## TASK TO COMPLETE:
Rewrite the data lines from the one holding "- tree-node-main[interactable]: [921, 224, 932, 235]" through the one holding "- tree-node-main[interactable]: [921, 362, 932, 373]", inclusive, with "tree-node-variation" swapped for "tree-node-branch" and everything else left the same.

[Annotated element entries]
/---
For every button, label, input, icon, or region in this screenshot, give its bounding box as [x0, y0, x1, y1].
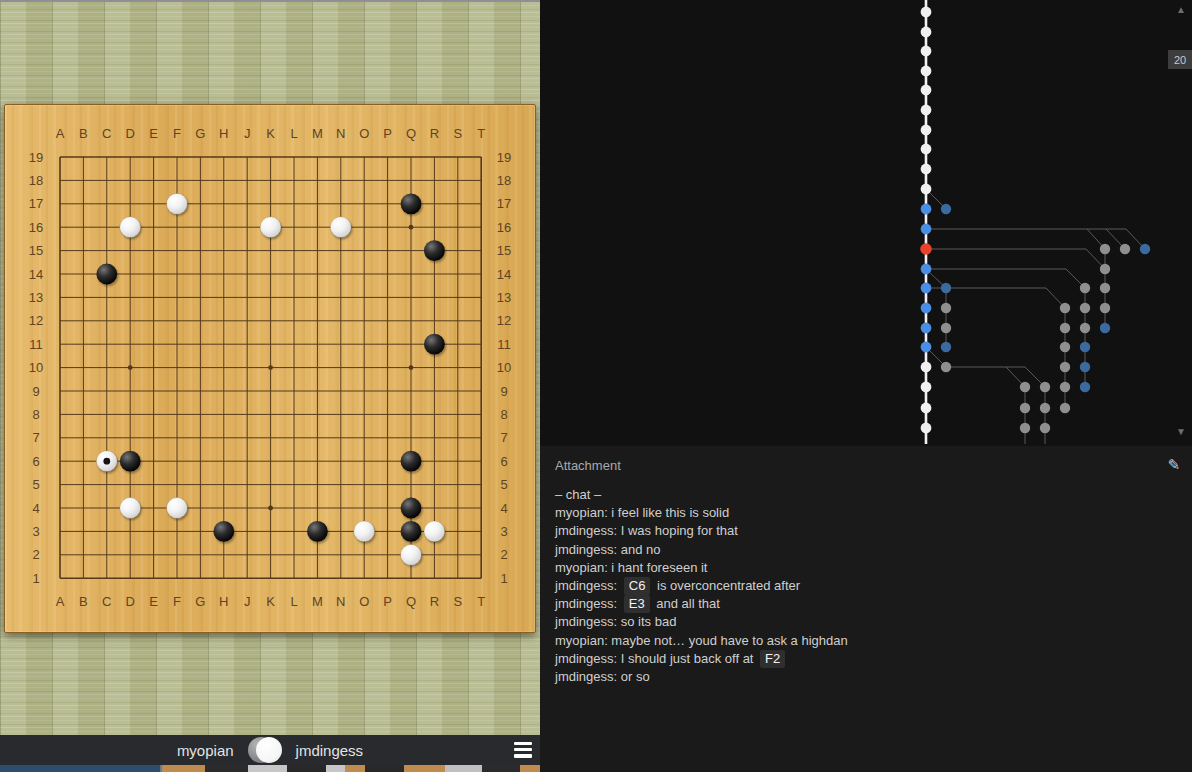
- tree-node-main[interactable]: [921, 224, 932, 235]
- coord-label: 17: [29, 196, 43, 211]
- coord-label: 17: [497, 196, 511, 211]
- coord-label: J: [244, 594, 251, 609]
- stone-black-c14: [96, 264, 117, 285]
- menu-bar: [514, 748, 532, 751]
- tree-node-variation[interactable]: [1020, 423, 1030, 433]
- chat-text: and all that: [653, 596, 720, 611]
- go-review-app: AABBCCDDEEFFGGHHJJKKLLMMNNOOPPQQRRSSTT19…: [0, 0, 1192, 772]
- chat-text: jmdingess: so its bad: [555, 614, 676, 629]
- tree-node-variation[interactable]: [1100, 244, 1110, 254]
- coord-label: 2: [32, 547, 39, 562]
- menu-bar: [514, 742, 532, 745]
- tree-node-variation[interactable]: [1040, 423, 1050, 433]
- tree-node-main[interactable]: [921, 403, 932, 414]
- star-point: [409, 225, 414, 230]
- coord-label: 8: [32, 407, 39, 422]
- tree-node-main[interactable]: [921, 144, 932, 155]
- tree-node-main[interactable]: [921, 362, 932, 373]
- chat-text: jmdingess: I was hoping for that: [555, 523, 738, 538]
- coord-label: 11: [497, 337, 511, 352]
- coord-label: 6: [500, 454, 507, 469]
- tree-node-variation[interactable]: [941, 303, 951, 313]
- chat-message: jmdingess: so its bad: [555, 613, 1182, 631]
- stone-white-r3: [424, 521, 445, 542]
- coord-label: 1: [32, 571, 39, 586]
- coord-label: 6: [32, 454, 39, 469]
- coord-label: J: [244, 126, 251, 141]
- stone-black-q17: [401, 193, 422, 214]
- coord-label: M: [312, 126, 323, 141]
- coord-label: R: [430, 126, 439, 141]
- star-point: [409, 365, 414, 370]
- coord-label: 14: [29, 267, 43, 282]
- tree-node-main[interactable]: [921, 7, 932, 18]
- attachment-header: Attachment ✎: [555, 456, 1180, 474]
- stone-black-d6: [120, 451, 141, 472]
- coord-label: G: [195, 126, 205, 141]
- coord-label: 13: [497, 290, 511, 305]
- tree-node-main[interactable]: [921, 164, 932, 175]
- chat-message: jmdingess: and no: [555, 541, 1182, 559]
- stone-black-q6: [401, 451, 422, 472]
- coord-label: 19: [29, 150, 43, 165]
- white-stone-icon: [256, 737, 282, 763]
- coord-label: 10: [497, 360, 511, 375]
- coord-link[interactable]: F2: [760, 650, 785, 668]
- tree-node-main[interactable]: [921, 46, 932, 57]
- tree-node-main[interactable]: [921, 323, 932, 334]
- coord-label: C: [102, 126, 111, 141]
- chat-text: jmdingess: or so: [555, 669, 650, 684]
- chat-divider: – chat –: [555, 486, 1182, 504]
- chat-message: jmdingess: I should just back off at F2: [555, 650, 1182, 668]
- stone-black-q3: [401, 521, 422, 542]
- coord-label: K: [266, 594, 275, 609]
- chat-panel: Attachment ✎ – chat –myopian: i feel lik…: [540, 446, 1192, 772]
- coord-label: A: [56, 594, 65, 609]
- stone-black-q4: [401, 498, 422, 519]
- coord-label: H: [219, 126, 228, 141]
- tree-node-variation[interactable]: [1060, 362, 1070, 372]
- tree-node-main[interactable]: [921, 27, 932, 38]
- menu-icon[interactable]: [514, 742, 532, 758]
- coord-label: 9: [500, 384, 507, 399]
- tree-node-variation[interactable]: [941, 283, 951, 293]
- tree-node-variation[interactable]: [941, 204, 951, 214]
- background-shelf-strip: [0, 765, 540, 772]
- tree-node-main[interactable]: [921, 342, 932, 353]
- coord-label: H: [219, 594, 228, 609]
- chat-message: jmdingess: I was hoping for that: [555, 522, 1182, 540]
- coord-label: 1: [500, 571, 507, 586]
- stone-white-d16: [120, 217, 141, 238]
- chat-message: jmdingess: or so: [555, 668, 1182, 686]
- stone-black-h3: [213, 521, 234, 542]
- stone-black-m3: [307, 521, 328, 542]
- attachment-title: Attachment: [555, 458, 621, 473]
- coord-label: R: [430, 594, 439, 609]
- coord-label: 13: [29, 290, 43, 305]
- coord-label: 9: [32, 384, 39, 399]
- coord-label: T: [477, 594, 485, 609]
- last-move-marker: [103, 458, 110, 465]
- tree-node-variation[interactable]: [1060, 342, 1070, 352]
- star-point: [128, 365, 133, 370]
- coord-label: 7: [500, 430, 507, 445]
- coord-link[interactable]: E3: [624, 595, 650, 613]
- coord-label: N: [336, 594, 345, 609]
- stone-white-d4: [120, 498, 141, 519]
- coord-label: M: [312, 594, 323, 609]
- tree-node-main[interactable]: [921, 264, 932, 275]
- coord-link[interactable]: C6: [624, 577, 651, 595]
- tree-node-variation[interactable]: [1060, 303, 1070, 313]
- tree-node-main[interactable]: [921, 204, 932, 215]
- coord-label: 7: [32, 430, 39, 445]
- tree-node-variation[interactable]: [1080, 283, 1090, 293]
- coord-label: 15: [497, 243, 511, 258]
- tree-node-variation[interactable]: [941, 362, 951, 372]
- coord-label: F: [173, 126, 181, 141]
- chat-message: myopian: maybe not… youd have to ask a h…: [555, 632, 1182, 650]
- coord-label: P: [383, 126, 392, 141]
- stone-white-o3: [354, 521, 375, 542]
- tree-node-variation[interactable]: [1040, 403, 1050, 413]
- menu-bar: [514, 754, 532, 757]
- coord-label: 19: [497, 150, 511, 165]
- coord-label: L: [290, 126, 297, 141]
- coord-label: 8: [500, 407, 507, 422]
- tree-node-variation[interactable]: [1080, 323, 1090, 333]
- chat-text: jmdingess: I should just back off at: [555, 651, 757, 666]
- chat-text: myopian: i feel like this is solid: [555, 505, 729, 520]
- top-strip: [0, 0, 540, 2]
- coord-label: D: [126, 594, 135, 609]
- chat-text: jmdingess:: [555, 578, 621, 593]
- chat-text: jmdingess: and no: [555, 542, 661, 557]
- tree-node-variation[interactable]: [1100, 264, 1110, 274]
- coord-label: 5: [500, 477, 507, 492]
- coord-label: B: [79, 126, 88, 141]
- coord-label: F: [173, 594, 181, 609]
- tree-node-variation[interactable]: [1020, 382, 1030, 392]
- coord-label: 10: [29, 360, 43, 375]
- stone-white-f4: [167, 498, 188, 519]
- edit-pencil-icon[interactable]: ✎: [1167, 456, 1180, 474]
- chat-text: is overconcentrated after: [653, 578, 800, 593]
- tree-node-variation[interactable]: [941, 323, 951, 333]
- stone-white-k16: [260, 217, 281, 238]
- tree-node-variation[interactable]: [941, 342, 951, 352]
- chat-message: jmdingess: E3 and all that: [555, 595, 1182, 613]
- coord-label: B: [79, 594, 88, 609]
- coord-label: 16: [497, 220, 511, 235]
- tree-node-variation[interactable]: [1060, 403, 1070, 413]
- tree-node-variation[interactable]: [1080, 303, 1090, 313]
- coord-label: 3: [32, 524, 39, 539]
- tree-node-variation[interactable]: [1080, 382, 1090, 392]
- tree-node-main[interactable]: [921, 283, 932, 294]
- tree-node-main[interactable]: [921, 85, 932, 96]
- star-point: [268, 365, 273, 370]
- coord-label: 12: [29, 313, 43, 328]
- coord-label: A: [56, 126, 65, 141]
- coord-label: 15: [29, 243, 43, 258]
- chat-text: jmdingess:: [555, 596, 621, 611]
- tree-node-variation[interactable]: [1120, 244, 1130, 254]
- tree-node-variation[interactable]: [1020, 403, 1030, 413]
- tree-node-variation[interactable]: [1140, 244, 1150, 254]
- tree-node-variation[interactable]: [1100, 303, 1110, 313]
- coord-label: 18: [497, 173, 511, 188]
- tree-node-main[interactable]: [921, 105, 932, 116]
- move-tree-svg: [540, 0, 1192, 446]
- coord-label: 18: [29, 173, 43, 188]
- side-panel: ▲ 20 ▼ Attachment ✎ – chat –myopian: i f…: [540, 0, 1192, 772]
- coord-label: S: [453, 126, 462, 141]
- coord-label: E: [149, 126, 158, 141]
- goban-panel: AABBCCDDEEFFGGHHJJKKLLMMNNOOPPQQRRSSTT19…: [0, 0, 540, 772]
- coord-label: 4: [32, 501, 39, 516]
- star-point: [268, 506, 273, 511]
- tree-node-variation[interactable]: [1080, 362, 1090, 372]
- coord-label: 2: [500, 547, 507, 562]
- coord-label: Q: [406, 594, 416, 609]
- player-bar: myopian jmdingess: [0, 735, 540, 765]
- coord-label: D: [126, 126, 135, 141]
- tree-node-main[interactable]: [921, 66, 932, 77]
- stone-white-n16: [330, 217, 351, 238]
- stone-black-r11: [424, 334, 445, 355]
- tree-node-main[interactable]: [921, 125, 932, 136]
- tree-node-variation[interactable]: [1100, 283, 1110, 293]
- coord-label: 12: [497, 313, 511, 328]
- coord-label: 5: [32, 477, 39, 492]
- coord-label: L: [290, 594, 297, 609]
- tree-node-main[interactable]: [921, 382, 932, 393]
- coord-label: 3: [500, 524, 507, 539]
- tree-node-variation[interactable]: [1060, 323, 1070, 333]
- right-player-name[interactable]: jmdingess: [286, 742, 374, 759]
- coord-label: C: [102, 594, 111, 609]
- coord-label: T: [477, 126, 485, 141]
- board-svg: AABBCCDDEEFFGGHHJJKKLLMMNNOOPPQQRRSSTT19…: [5, 105, 535, 632]
- move-tree[interactable]: ▲ 20 ▼: [540, 0, 1192, 446]
- coord-label: E: [149, 594, 158, 609]
- chat-message: myopian: i feel like this is solid: [555, 504, 1182, 522]
- stone-white-q2: [401, 544, 422, 565]
- coord-label: 11: [29, 337, 43, 352]
- stone-black-r15: [424, 240, 445, 261]
- coord-label: K: [266, 126, 275, 141]
- coord-label: G: [195, 594, 205, 609]
- left-player-name[interactable]: myopian: [167, 742, 244, 759]
- coord-label: 14: [497, 267, 511, 282]
- tree-node-variation[interactable]: [1040, 382, 1050, 392]
- coord-label: P: [383, 594, 392, 609]
- coord-label: 16: [29, 220, 43, 235]
- stone-white-f17: [167, 193, 188, 214]
- coord-label: Q: [406, 126, 416, 141]
- coord-label: 4: [500, 501, 507, 516]
- tree-node-main[interactable]: [921, 184, 932, 195]
- coord-label: O: [359, 594, 369, 609]
- chat-message: myopian: i hant foreseen it: [555, 559, 1182, 577]
- tree-node-main[interactable]: [921, 303, 932, 314]
- coord-label: N: [336, 126, 345, 141]
- tree-node-main[interactable]: [921, 423, 932, 434]
- tree-node-variation[interactable]: [1060, 382, 1070, 392]
- chat-message: jmdingess: C6 is overconcentrated after: [555, 577, 1182, 595]
- tree-node-current[interactable]: [920, 243, 932, 255]
- coord-label: O: [359, 126, 369, 141]
- coord-label: S: [453, 594, 462, 609]
- tree-node-variation[interactable]: [1100, 323, 1110, 333]
- chat-text: myopian: maybe not… youd have to ask a h…: [555, 633, 848, 648]
- tree-node-variation[interactable]: [1080, 342, 1090, 352]
- chat-log: – chat –myopian: i feel like this is sol…: [555, 486, 1182, 686]
- chat-text: myopian: i hant foreseen it: [555, 560, 707, 575]
- color-toggle[interactable]: [248, 737, 282, 763]
- go-board[interactable]: AABBCCDDEEFFGGHHJJKKLLMMNNOOPPQQRRSSTT19…: [4, 104, 536, 633]
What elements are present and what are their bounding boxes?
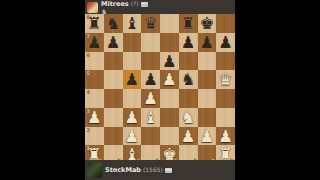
piece-black-pawn-f7[interactable]: ♟ <box>181 34 196 51</box>
flag-icon-bottom <box>165 168 172 173</box>
square-h3[interactable] <box>216 108 235 127</box>
square-g4[interactable] <box>198 89 217 108</box>
square-a3[interactable]: 3♟ <box>85 108 104 127</box>
square-e4[interactable] <box>160 89 179 108</box>
piece-white-knight-f3[interactable]: ♞ <box>181 109 196 126</box>
piece-white-pawn-c3[interactable]: ♟ <box>124 109 139 126</box>
square-e8[interactable] <box>160 14 179 33</box>
square-h7[interactable]: ♟ <box>216 33 235 52</box>
square-a8[interactable]: 8♜ <box>85 14 104 33</box>
square-c7[interactable] <box>123 33 142 52</box>
square-d6[interactable] <box>141 52 160 71</box>
rank-label-6: 6 <box>87 53 90 58</box>
square-g5[interactable] <box>198 70 217 89</box>
square-g7[interactable]: ♟ <box>198 33 217 52</box>
piece-black-rook-a8[interactable]: ♜ <box>87 16 102 33</box>
square-f6[interactable] <box>179 52 198 71</box>
avatar-top[interactable] <box>87 2 98 13</box>
square-g2[interactable]: ♟ <box>198 127 217 146</box>
piece-white-pawn-h2[interactable]: ♟ <box>218 128 233 145</box>
piece-white-queen-h5[interactable]: ♛ <box>218 72 233 89</box>
square-b3[interactable] <box>104 108 123 127</box>
square-h4[interactable] <box>216 89 235 108</box>
piece-white-pawn-c2[interactable]: ♟ <box>124 128 139 145</box>
piece-white-pawn-d4[interactable]: ♟ <box>143 91 158 108</box>
rank-label-5: 5 <box>87 71 90 76</box>
square-f4[interactable] <box>179 89 198 108</box>
player-bar-top[interactable]: Mitrees (?) ♞ <box>85 0 235 14</box>
square-d3[interactable]: ♝ <box>141 108 160 127</box>
square-f7[interactable]: ♟ <box>179 33 198 52</box>
square-e3[interactable] <box>160 108 179 127</box>
square-b8[interactable]: ♞ <box>104 14 123 33</box>
square-c4[interactable] <box>123 89 142 108</box>
piece-black-pawn-e6[interactable]: ♟ <box>162 53 177 70</box>
player-rating-top: (?) <box>131 1 139 7</box>
square-c8[interactable]: ♝ <box>123 14 142 33</box>
square-a2[interactable]: 2 <box>85 127 104 146</box>
piece-black-bishop-c8[interactable]: ♝ <box>124 16 139 33</box>
rank-label-4: 4 <box>87 90 90 95</box>
player-bar-bottom[interactable]: StockMab (1565) <box>85 160 235 180</box>
square-h6[interactable] <box>216 52 235 71</box>
piece-white-pawn-a3[interactable]: ♟ <box>87 109 102 126</box>
piece-black-pawn-a7[interactable]: ♟ <box>87 34 102 51</box>
square-g6[interactable] <box>198 52 217 71</box>
square-e2[interactable] <box>160 127 179 146</box>
square-d4[interactable]: ♟ <box>141 89 160 108</box>
square-f5[interactable]: ♞ <box>179 70 198 89</box>
square-c3[interactable]: ♟ <box>123 108 142 127</box>
square-a6[interactable]: 6 <box>85 52 104 71</box>
square-c6[interactable] <box>123 52 142 71</box>
square-a4[interactable]: 4 <box>85 89 104 108</box>
square-b4[interactable] <box>104 89 123 108</box>
square-b5[interactable] <box>104 70 123 89</box>
piece-white-pawn-e5[interactable]: ♟ <box>162 72 177 89</box>
square-e5[interactable]: ♟ <box>160 70 179 89</box>
piece-black-pawn-b7[interactable]: ♟ <box>106 34 121 51</box>
square-a7[interactable]: 7♟ <box>85 33 104 52</box>
square-g3[interactable] <box>198 108 217 127</box>
square-f3[interactable]: ♞ <box>179 108 198 127</box>
piece-black-king-g8[interactable]: ♚ <box>199 16 214 33</box>
flag-icon-top <box>141 2 148 7</box>
square-a5[interactable]: 5 <box>85 70 104 89</box>
square-h5[interactable]: ♛ <box>216 70 235 89</box>
player-name-top: Mitrees <box>101 1 129 8</box>
piece-white-pawn-f2[interactable]: ♟ <box>181 128 196 145</box>
player-rating-bottom: (1565) <box>143 167 163 173</box>
piece-white-pawn-g2[interactable]: ♟ <box>199 128 214 145</box>
captured-pieces-top: ♞ <box>101 9 148 16</box>
square-c5[interactable]: ♟ <box>123 70 142 89</box>
piece-black-pawn-g7[interactable]: ♟ <box>199 34 214 51</box>
square-h8[interactable] <box>216 14 235 33</box>
square-d5[interactable]: ♟ <box>141 70 160 89</box>
game-screen: Mitrees (?) ♞ 8♜♞♝♛♜♚7♟♟♟♟♟6♟5♟♟♟♞♛4♟3♟♟… <box>0 0 320 180</box>
square-d2[interactable] <box>141 127 160 146</box>
piece-black-knight-b8[interactable]: ♞ <box>106 16 121 33</box>
square-d8[interactable]: ♛ <box>141 14 160 33</box>
square-e6[interactable]: ♟ <box>160 52 179 71</box>
piece-black-knight-f5[interactable]: ♞ <box>181 72 196 89</box>
square-f8[interactable]: ♜ <box>179 14 198 33</box>
chess-board: 8♜♞♝♛♜♚7♟♟♟♟♟6♟5♟♟♟♞♛4♟3♟♟♝♞2♟♟♟♟1a♜bc♝d… <box>85 14 235 164</box>
square-b7[interactable]: ♟ <box>104 33 123 52</box>
rank-label-2: 2 <box>87 128 90 133</box>
piece-black-pawn-h7[interactable]: ♟ <box>218 34 233 51</box>
square-b2[interactable] <box>104 127 123 146</box>
square-f2[interactable]: ♟ <box>179 127 198 146</box>
piece-white-bishop-d3[interactable]: ♝ <box>143 109 158 126</box>
piece-black-rook-f8[interactable]: ♜ <box>181 16 196 33</box>
square-c2[interactable]: ♟ <box>123 127 142 146</box>
piece-black-queen-d8[interactable]: ♛ <box>143 16 158 33</box>
player-name-bottom: StockMab <box>105 167 141 174</box>
piece-black-pawn-d5[interactable]: ♟ <box>143 72 158 89</box>
square-g8[interactable]: ♚ <box>198 14 217 33</box>
square-b6[interactable] <box>104 52 123 71</box>
piece-black-pawn-c5[interactable]: ♟ <box>124 72 139 89</box>
square-e7[interactable] <box>160 33 179 52</box>
square-d7[interactable] <box>141 33 160 52</box>
square-h2[interactable]: ♟ <box>216 127 235 146</box>
avatar-bottom[interactable] <box>87 163 102 178</box>
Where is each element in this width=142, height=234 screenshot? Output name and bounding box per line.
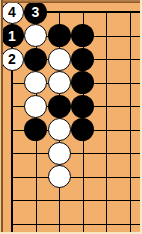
move-number: 4 bbox=[8, 5, 16, 19]
go-board: 4312 bbox=[0, 0, 142, 234]
stone-black bbox=[48, 95, 71, 118]
board-edge-right bbox=[140, 0, 142, 234]
stone-white bbox=[48, 71, 71, 94]
move-number: 1 bbox=[8, 29, 16, 43]
stone-white bbox=[24, 95, 47, 118]
stone-white bbox=[48, 165, 71, 188]
stone-white bbox=[24, 24, 47, 47]
stone-white bbox=[48, 118, 71, 141]
move-number: 3 bbox=[32, 5, 40, 19]
stone-black-move-3: 3 bbox=[24, 1, 47, 24]
stone-white bbox=[24, 71, 47, 94]
move-number: 2 bbox=[8, 52, 16, 66]
stone-black bbox=[24, 48, 47, 71]
board-edge-top bbox=[0, 0, 142, 3]
board-edge-bottom bbox=[0, 232, 142, 234]
stones-layer: 4312 bbox=[0, 0, 141, 234]
stone-black bbox=[71, 71, 94, 94]
stone-white-move-2: 2 bbox=[1, 48, 24, 71]
stone-black bbox=[24, 118, 47, 141]
stone-white-move-4: 4 bbox=[1, 1, 24, 24]
board-edge-left bbox=[0, 0, 3, 234]
stone-black bbox=[71, 48, 94, 71]
stone-white bbox=[48, 48, 71, 71]
stone-black bbox=[71, 24, 94, 47]
stone-black bbox=[71, 118, 94, 141]
stone-white bbox=[48, 142, 71, 165]
stone-black bbox=[71, 95, 94, 118]
stone-black-move-1: 1 bbox=[1, 24, 24, 47]
stone-black bbox=[48, 24, 71, 47]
\---
## TASK RESULT:
- tree-node-main[interactable]: [921, 224, 932, 235]
- coord-label: 17: [29, 196, 43, 211]
- coord-label: 17: [497, 196, 511, 211]
- coord-label: J: [244, 594, 251, 609]
- stone-black-c14: [96, 264, 117, 285]
- menu-bar: [514, 748, 532, 751]
- tree-node-branch[interactable]: [1020, 423, 1030, 433]
- chat-text: and all that: [653, 596, 720, 611]
- go-review-app: AABBCCDDEEFFGGHHJJKKLLMMNNOOPPQQRRSSTT19…: [0, 0, 1192, 772]
- chat-text: jmdingess: so its bad: [555, 614, 676, 629]
- tree-node-branch[interactable]: [1100, 244, 1110, 254]
- coord-label: 2: [32, 547, 39, 562]
- menu-bar: [514, 742, 532, 745]
- tree-node-branch[interactable]: [1040, 423, 1050, 433]
- tree-node-main[interactable]: [921, 403, 932, 414]
- star-point: [409, 225, 414, 230]
- coord-label: 8: [32, 407, 39, 422]
- tree-node-main[interactable]: [921, 144, 932, 155]
- tree-node-main[interactable]: [921, 362, 932, 373]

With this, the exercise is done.